Provided data.

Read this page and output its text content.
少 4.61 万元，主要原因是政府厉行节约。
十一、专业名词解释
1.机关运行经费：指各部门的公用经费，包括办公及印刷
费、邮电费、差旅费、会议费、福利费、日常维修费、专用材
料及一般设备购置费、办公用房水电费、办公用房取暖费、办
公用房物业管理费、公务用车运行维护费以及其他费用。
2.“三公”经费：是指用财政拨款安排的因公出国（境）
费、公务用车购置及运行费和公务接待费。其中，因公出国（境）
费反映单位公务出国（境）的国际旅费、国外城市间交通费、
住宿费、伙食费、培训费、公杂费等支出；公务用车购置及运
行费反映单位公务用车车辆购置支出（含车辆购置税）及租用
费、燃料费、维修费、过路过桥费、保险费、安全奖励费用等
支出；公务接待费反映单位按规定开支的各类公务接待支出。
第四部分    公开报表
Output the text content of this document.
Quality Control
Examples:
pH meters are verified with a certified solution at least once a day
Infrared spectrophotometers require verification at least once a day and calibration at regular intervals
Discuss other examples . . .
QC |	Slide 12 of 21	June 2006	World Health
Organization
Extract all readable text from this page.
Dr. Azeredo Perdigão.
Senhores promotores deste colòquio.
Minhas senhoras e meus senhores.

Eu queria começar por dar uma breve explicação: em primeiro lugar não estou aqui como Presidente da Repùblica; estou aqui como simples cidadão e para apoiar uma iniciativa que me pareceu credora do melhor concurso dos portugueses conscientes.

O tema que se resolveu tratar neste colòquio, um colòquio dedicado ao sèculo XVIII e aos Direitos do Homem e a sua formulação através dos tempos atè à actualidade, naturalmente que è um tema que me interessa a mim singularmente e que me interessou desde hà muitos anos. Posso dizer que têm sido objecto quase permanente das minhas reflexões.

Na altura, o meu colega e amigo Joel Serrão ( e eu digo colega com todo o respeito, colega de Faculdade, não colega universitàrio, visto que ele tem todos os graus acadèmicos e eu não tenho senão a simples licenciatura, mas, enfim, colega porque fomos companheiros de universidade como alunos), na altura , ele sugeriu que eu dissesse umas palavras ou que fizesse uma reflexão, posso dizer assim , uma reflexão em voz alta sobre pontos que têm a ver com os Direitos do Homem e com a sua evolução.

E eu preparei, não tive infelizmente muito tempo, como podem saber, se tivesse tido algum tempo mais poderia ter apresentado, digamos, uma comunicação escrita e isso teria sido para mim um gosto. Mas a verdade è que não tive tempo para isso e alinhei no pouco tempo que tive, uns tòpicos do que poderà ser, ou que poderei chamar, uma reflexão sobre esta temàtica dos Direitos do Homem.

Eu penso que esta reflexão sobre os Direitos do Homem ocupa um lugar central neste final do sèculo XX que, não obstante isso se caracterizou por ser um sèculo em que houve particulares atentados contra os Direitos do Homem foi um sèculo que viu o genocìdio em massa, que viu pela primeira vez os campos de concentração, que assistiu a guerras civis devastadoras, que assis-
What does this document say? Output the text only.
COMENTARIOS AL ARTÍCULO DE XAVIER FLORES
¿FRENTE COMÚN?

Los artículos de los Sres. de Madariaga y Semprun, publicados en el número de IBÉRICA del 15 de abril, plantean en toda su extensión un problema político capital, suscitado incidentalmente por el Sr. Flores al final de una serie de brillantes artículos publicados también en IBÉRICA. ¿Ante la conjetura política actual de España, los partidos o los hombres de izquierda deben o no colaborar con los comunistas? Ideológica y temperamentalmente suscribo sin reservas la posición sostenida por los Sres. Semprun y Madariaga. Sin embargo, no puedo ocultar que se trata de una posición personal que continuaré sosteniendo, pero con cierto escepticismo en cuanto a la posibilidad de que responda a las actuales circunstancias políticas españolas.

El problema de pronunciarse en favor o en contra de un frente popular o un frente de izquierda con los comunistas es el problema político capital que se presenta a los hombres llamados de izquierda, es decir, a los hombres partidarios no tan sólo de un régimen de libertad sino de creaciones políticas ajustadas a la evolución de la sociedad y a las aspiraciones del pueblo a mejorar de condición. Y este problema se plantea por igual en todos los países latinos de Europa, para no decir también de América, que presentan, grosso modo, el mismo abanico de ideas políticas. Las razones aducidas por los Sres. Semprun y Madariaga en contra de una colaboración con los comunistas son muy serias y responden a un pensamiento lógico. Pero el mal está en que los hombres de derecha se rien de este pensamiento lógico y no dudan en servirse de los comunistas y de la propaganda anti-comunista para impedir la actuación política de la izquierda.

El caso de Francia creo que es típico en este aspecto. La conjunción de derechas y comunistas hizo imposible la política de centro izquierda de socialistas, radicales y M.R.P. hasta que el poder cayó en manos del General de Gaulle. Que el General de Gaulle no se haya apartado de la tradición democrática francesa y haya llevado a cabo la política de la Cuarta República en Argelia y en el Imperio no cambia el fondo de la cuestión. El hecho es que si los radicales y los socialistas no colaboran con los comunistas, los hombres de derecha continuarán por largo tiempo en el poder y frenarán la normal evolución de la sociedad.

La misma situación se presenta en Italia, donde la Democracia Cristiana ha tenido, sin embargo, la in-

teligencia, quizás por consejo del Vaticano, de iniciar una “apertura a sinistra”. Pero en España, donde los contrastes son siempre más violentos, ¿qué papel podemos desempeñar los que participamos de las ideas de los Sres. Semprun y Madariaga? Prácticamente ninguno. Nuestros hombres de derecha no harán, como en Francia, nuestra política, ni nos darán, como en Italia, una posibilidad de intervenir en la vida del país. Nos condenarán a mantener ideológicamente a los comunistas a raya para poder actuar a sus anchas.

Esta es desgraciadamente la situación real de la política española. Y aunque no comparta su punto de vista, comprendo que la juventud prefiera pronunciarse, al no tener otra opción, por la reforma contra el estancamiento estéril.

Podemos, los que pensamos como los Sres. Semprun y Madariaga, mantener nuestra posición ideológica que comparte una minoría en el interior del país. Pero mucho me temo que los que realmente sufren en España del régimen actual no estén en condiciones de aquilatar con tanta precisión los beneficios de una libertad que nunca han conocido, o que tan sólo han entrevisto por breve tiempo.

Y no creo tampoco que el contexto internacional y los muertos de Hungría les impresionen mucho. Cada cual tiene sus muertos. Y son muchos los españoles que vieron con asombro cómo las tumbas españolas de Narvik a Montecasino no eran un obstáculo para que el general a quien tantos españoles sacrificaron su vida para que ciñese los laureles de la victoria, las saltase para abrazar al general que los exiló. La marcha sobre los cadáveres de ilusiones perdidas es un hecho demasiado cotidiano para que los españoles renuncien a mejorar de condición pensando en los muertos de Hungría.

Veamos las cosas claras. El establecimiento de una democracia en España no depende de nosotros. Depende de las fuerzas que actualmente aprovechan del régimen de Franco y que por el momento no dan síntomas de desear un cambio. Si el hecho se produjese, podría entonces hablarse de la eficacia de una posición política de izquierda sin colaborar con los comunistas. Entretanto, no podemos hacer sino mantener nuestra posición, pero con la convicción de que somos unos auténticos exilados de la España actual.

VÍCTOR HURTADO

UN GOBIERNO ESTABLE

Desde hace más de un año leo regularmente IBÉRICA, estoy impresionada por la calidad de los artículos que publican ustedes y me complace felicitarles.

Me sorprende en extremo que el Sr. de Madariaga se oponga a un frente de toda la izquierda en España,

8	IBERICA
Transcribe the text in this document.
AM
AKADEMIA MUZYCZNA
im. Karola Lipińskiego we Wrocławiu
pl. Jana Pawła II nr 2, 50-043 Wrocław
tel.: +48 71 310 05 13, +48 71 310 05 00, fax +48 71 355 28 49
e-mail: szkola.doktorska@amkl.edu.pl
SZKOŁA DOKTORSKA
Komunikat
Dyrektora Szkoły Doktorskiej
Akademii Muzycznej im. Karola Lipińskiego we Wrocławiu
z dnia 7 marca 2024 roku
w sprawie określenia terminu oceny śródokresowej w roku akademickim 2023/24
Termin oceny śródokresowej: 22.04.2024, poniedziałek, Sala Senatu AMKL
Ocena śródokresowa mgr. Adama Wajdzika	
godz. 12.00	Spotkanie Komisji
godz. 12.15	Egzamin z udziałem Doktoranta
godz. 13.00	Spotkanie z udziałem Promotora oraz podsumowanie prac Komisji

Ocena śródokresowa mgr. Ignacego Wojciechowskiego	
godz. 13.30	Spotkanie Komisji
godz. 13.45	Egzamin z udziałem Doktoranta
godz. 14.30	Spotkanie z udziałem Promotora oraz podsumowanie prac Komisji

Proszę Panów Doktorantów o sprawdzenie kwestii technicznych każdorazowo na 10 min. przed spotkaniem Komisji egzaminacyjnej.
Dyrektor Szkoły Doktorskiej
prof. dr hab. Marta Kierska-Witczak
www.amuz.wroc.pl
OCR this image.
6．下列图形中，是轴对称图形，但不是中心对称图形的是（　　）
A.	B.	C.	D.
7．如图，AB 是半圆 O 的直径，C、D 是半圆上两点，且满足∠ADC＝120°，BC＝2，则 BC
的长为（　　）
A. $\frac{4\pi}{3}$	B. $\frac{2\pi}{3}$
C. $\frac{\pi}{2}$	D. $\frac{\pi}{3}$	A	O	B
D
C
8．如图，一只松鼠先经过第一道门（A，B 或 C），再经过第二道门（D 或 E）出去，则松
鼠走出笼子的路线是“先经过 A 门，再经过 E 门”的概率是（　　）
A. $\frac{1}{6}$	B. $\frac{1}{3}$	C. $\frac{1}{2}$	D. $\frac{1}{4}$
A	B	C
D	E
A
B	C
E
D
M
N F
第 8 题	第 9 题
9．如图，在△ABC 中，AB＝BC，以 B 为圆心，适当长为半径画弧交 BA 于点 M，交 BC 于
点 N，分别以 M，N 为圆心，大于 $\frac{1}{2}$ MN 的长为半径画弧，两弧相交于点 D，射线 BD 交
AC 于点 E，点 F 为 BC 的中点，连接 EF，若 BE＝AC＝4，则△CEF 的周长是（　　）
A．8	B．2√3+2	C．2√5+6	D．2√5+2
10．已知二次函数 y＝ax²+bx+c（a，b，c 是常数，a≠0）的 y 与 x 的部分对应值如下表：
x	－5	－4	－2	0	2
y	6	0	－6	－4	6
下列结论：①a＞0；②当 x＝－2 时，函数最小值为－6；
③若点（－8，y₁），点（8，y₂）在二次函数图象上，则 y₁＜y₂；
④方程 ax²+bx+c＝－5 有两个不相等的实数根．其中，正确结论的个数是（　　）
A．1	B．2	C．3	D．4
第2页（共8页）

Exercise requirements. Repeat word for word each line from the one with "Transcribe the text in this document." to the end of the records above, inclusive.

Answer for this exercise.
Transcribe the text in this document.
AM
AKADEMIA MUZYCZNA
im. Karola Lipińskiego we Wrocławiu
pl. Jana Pawła II nr 2, 50-043 Wrocław
tel.: +48 71 310 05 13, +48 71 310 05 00, fax +48 71 355 28 49
e-mail: szkola.doktorska@amkl.edu.pl
SZKOŁA DOKTORSKA
Komunikat
Dyrektora Szkoły Doktorskiej
Akademii Muzycznej im. Karola Lipińskiego we Wrocławiu
z dnia 7 marca 2024 roku
w sprawie określenia terminu oceny śródokresowej w roku akademickim 2023/24
Termin oceny śródokresowej: 22.04.2024, poniedziałek, Sala Senatu AMKL
Ocena śródokresowa mgr. Adama Wajdzika	
godz. 12.00	Spotkanie Komisji
godz. 12.15	Egzamin z udziałem Doktoranta
godz. 13.00	Spotkanie z udziałem Promotora oraz podsumowanie prac Komisji

Ocena śródokresowa mgr. Ignacego Wojciechowskiego	
godz. 13.30	Spotkanie Komisji
godz. 13.45	Egzamin z udziałem Doktoranta
godz. 14.30	Spotkanie z udziałem Promotora oraz podsumowanie prac Komisji

Proszę Panów Doktorantów o sprawdzenie kwestii technicznych każdorazowo na 10 min. przed spotkaniem Komisji egzaminacyjnej.
Dyrektor Szkoły Doktorskiej
prof. dr hab. Marta Kierska-Witczak
www.amuz.wroc.pl
OCR this image.
6．下列图形中，是轴对称图形，但不是中心对称图形的是（　　）
A.	B.	C.	D.
7．如图，AB 是半圆 O 的直径，C、D 是半圆上两点，且满足∠ADC＝120°，BC＝2，则 BC
的长为（　　）
A. $\frac{4\pi}{3}$	B. $\frac{2\pi}{3}$
C. $\frac{\pi}{2}$	D. $\frac{\pi}{3}$	A	O	B
D
C
8．如图，一只松鼠先经过第一道门（A，B 或 C），再经过第二道门（D 或 E）出去，则松
鼠走出笼子的路线是“先经过 A 门，再经过 E 门”的概率是（　　）
A. $\frac{1}{6}$	B. $\frac{1}{3}$	C. $\frac{1}{2}$	D. $\frac{1}{4}$
A	B	C
D	E
A
B	C
E
D
M
N F
第 8 题	第 9 题
9．如图，在△ABC 中，AB＝BC，以 B 为圆心，适当长为半径画弧交 BA 于点 M，交 BC 于
点 N，分别以 M，N 为圆心，大于 $\frac{1}{2}$ MN 的长为半径画弧，两弧相交于点 D，射线 BD 交
AC 于点 E，点 F 为 BC 的中点，连接 EF，若 BE＝AC＝4，则△CEF 的周长是（　　）
A．8	B．2√3+2	C．2√5+6	D．2√5+2
10．已知二次函数 y＝ax²+bx+c（a，b，c 是常数，a≠0）的 y 与 x 的部分对应值如下表：
x	－5	－4	－2	0	2
y	6	0	－6	－4	6
下列结论：①a＞0；②当 x＝－2 时，函数最小值为－6；
③若点（－8，y₁），点（8，y₂）在二次函数图象上，则 y₁＜y₂；
④方程 ax²+bx+c＝－5 有两个不相等的实数根．其中，正确结论的个数是（　　）
A．1	B．2	C．3	D．4
第2页（共8页）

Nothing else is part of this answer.